WRITTEN PROBLEM
Extract each record and reproduce it exactly.
START DATASET
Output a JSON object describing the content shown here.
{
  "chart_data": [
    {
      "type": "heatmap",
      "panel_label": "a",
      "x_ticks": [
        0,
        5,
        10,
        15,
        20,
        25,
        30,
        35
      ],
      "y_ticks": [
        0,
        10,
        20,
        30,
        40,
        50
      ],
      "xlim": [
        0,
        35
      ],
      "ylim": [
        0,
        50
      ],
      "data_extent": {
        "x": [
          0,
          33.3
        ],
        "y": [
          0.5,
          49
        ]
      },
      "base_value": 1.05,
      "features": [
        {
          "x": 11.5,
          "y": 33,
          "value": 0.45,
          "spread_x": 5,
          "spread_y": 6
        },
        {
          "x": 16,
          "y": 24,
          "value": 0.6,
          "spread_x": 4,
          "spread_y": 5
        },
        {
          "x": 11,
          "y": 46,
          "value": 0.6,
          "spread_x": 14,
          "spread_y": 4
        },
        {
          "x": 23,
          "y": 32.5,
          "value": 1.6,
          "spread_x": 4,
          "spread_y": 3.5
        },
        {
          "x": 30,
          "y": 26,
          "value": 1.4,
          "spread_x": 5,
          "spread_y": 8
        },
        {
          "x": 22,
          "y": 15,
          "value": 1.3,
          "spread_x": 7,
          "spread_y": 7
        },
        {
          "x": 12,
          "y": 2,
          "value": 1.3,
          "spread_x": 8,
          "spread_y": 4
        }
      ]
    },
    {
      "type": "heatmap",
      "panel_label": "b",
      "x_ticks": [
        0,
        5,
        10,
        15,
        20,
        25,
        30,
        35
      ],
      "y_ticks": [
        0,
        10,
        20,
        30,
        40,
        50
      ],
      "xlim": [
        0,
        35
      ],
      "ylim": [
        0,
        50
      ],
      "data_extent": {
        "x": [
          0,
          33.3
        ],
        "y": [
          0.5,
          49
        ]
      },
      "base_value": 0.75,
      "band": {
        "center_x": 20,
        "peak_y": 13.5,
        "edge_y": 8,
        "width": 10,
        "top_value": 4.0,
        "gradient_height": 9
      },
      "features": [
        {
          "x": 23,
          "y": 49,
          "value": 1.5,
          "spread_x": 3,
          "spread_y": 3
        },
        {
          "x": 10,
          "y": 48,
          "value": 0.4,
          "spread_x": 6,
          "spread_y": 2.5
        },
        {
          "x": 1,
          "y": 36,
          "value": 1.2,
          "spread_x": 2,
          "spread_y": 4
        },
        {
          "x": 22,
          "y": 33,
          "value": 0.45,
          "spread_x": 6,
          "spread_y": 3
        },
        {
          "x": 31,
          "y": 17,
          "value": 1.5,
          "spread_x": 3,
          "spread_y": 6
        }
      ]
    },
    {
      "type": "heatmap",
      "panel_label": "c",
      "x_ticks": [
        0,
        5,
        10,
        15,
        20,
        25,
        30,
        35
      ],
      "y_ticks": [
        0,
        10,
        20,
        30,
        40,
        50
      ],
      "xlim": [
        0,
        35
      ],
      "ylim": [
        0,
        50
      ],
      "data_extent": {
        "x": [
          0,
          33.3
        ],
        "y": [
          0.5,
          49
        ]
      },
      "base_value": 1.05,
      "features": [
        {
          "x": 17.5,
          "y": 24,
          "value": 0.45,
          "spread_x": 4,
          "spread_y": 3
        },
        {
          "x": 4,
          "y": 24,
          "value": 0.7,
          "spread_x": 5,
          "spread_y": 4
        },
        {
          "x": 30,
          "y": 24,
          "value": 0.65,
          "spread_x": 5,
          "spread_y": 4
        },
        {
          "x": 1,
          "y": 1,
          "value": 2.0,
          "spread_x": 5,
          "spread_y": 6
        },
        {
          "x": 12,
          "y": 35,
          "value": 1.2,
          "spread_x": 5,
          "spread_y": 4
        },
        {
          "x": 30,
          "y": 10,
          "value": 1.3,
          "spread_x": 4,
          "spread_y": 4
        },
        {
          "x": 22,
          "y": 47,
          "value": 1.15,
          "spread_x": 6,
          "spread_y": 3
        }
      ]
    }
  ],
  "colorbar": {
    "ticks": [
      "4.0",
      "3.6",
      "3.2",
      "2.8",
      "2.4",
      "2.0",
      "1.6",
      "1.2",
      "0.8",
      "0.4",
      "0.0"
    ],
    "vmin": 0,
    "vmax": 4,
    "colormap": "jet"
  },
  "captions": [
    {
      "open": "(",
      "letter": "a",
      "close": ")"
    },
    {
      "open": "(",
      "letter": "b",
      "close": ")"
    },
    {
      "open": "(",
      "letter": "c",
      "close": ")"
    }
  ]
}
END DATASET
EXPECTED ANSWER
Output a JSON object describing the content shown here.
{
  "chart_data": [
    {
      "type": "heatmap",
      "panel_label": "a",
      "x_ticks": [
        0,
        5,
        10,
        15,
        20,
        25,
        30,
        35
      ],
      "y_ticks": [
        0,
        10,
        20,
        30,
        40,
        50
      ],
      "xlim": [
        0,
        35
      ],
      "ylim": [
        0,
        50
      ],
      "data_extent": {
        "x": [
          0,
          33.3
        ],
        "y": [
          0.5,
          49
        ]
      },
      "base_value": 1.05,
      "features": [
        {
          "x": 11.5,
          "y": 33,
          "value": 0.45,
          "spread_x": 5,
          "spread_y": 6
        },
        {
          "x": 16,
          "y": 24,
          "value": 0.6,
          "spread_x": 4,
          "spread_y": 5
        },
        {
          "x": 11,
          "y": 46,
          "value": 0.6,
          "spread_x": 14,
          "spread_y": 4
        },
        {
          "x": 23,
          "y": 32.5,
          "value": 1.6,
          "spread_x": 4,
          "spread_y": 3.5
        },
        {
          "x": 30,
          "y": 26,
          "value": 1.4,
          "spread_x": 5,
          "spread_y": 8
        },
        {
          "x": 22,
          "y": 15,
          "value": 1.3,
          "spread_x": 7,
          "spread_y": 7
        },
        {
          "x": 12,
          "y": 2,
          "value": 1.3,
          "spread_x": 8,
          "spread_y": 4
        }
      ]
    },
    {
      "type": "heatmap",
      "panel_label": "b",
      "x_ticks": [
        0,
        5,
        10,
        15,
        20,
        25,
        30,
        35
      ],
      "y_ticks": [
        0,
        10,
        20,
        30,
        40,
        50
      ],
      "xlim": [
        0,
        35
      ],
      "ylim": [
        0,
        50
      ],
      "data_extent": {
        "x": [
          0,
          33.3
        ],
        "y": [
          0.5,
          49
        ]
      },
      "base_value": 0.75,
      "band": {
        "center_x": 20,
        "peak_y": 13.5,
        "edge_y": 8,
        "width": 10,
        "top_value": 4.0,
        "gradient_height": 9
      },
      "features": [
        {
          "x": 23,
          "y": 49,
          "value": 1.5,
          "spread_x": 3,
          "spread_y": 3
        },
        {
          "x": 10,
          "y": 48,
          "value": 0.4,
          "spread_x": 6,
          "spread_y": 2.5
        },
        {
          "x": 1,
          "y": 36,
          "value": 1.2,
          "spread_x": 2,
          "spread_y": 4
        },
        {
          "x": 22,
          "y": 33,
          "value": 0.45,
          "spread_x": 6,
          "spread_y": 3
        },
        {
          "x": 31,
          "y": 17,
          "value": 1.5,
          "spread_x": 3,
          "spread_y": 6
        }
      ]
    },
    {
      "type": "heatmap",
      "panel_label": "c",
      "x_ticks": [
        0,
        5,
        10,
        15,
        20,
        25,
        30,
        35
      ],
      "y_ticks": [
        0,
        10,
        20,
        30,
        40,
        50
      ],
      "xlim": [
        0,
        35
      ],
      "ylim": [
        0,
        50
      ],
      "data_extent": {
        "x": [
          0,
          33.3
        ],
        "y": [
          0.5,
          49
        ]
      },
      "base_value": 1.05,
      "features": [
        {
          "x": 17.5,
          "y": 24,
          "value": 0.45,
          "spread_x": 4,
          "spread_y": 3
        },
        {
          "x": 4,
          "y": 24,
          "value": 0.7,
          "spread_x": 5,
          "spread_y": 4
        },
        {
          "x": 30,
          "y": 24,
          "value": 0.65,
          "spread_x": 5,
          "spread_y": 4
        },
        {
          "x": 1,
          "y": 1,
          "value": 2.0,
          "spread_x": 5,
          "spread_y": 6
        },
        {
          "x": 12,
          "y": 35,
          "value": 1.2,
          "spread_x": 5,
          "spread_y": 4
        },
        {
          "x": 30,
          "y": 10,
          "value": 1.3,
          "spread_x": 4,
          "spread_y": 4
        },
        {
          "x": 22,
          "y": 47,
          "value": 1.15,
          "spread_x": 6,
          "spread_y": 3
        }
      ]
    }
  ],
  "colorbar": {
    "ticks": [
      "4.0",
      "3.6",
      "3.2",
      "2.8",
      "2.4",
      "2.0",
      "1.6",
      "1.2",
      "0.8",
      "0.4",
      "0.0"
    ],
    "vmin": 0,
    "vmax": 4,
    "colormap": "jet"
  },
  "captions": [
    {
      "open": "(",
      "letter": "a",
      "close": ")"
    },
    {
      "open": "(",
      "letter": "b",
      "close": ")"
    },
    {
      "open": "(",
      "letter": "c",
      "close": ")"
    }
  ]
}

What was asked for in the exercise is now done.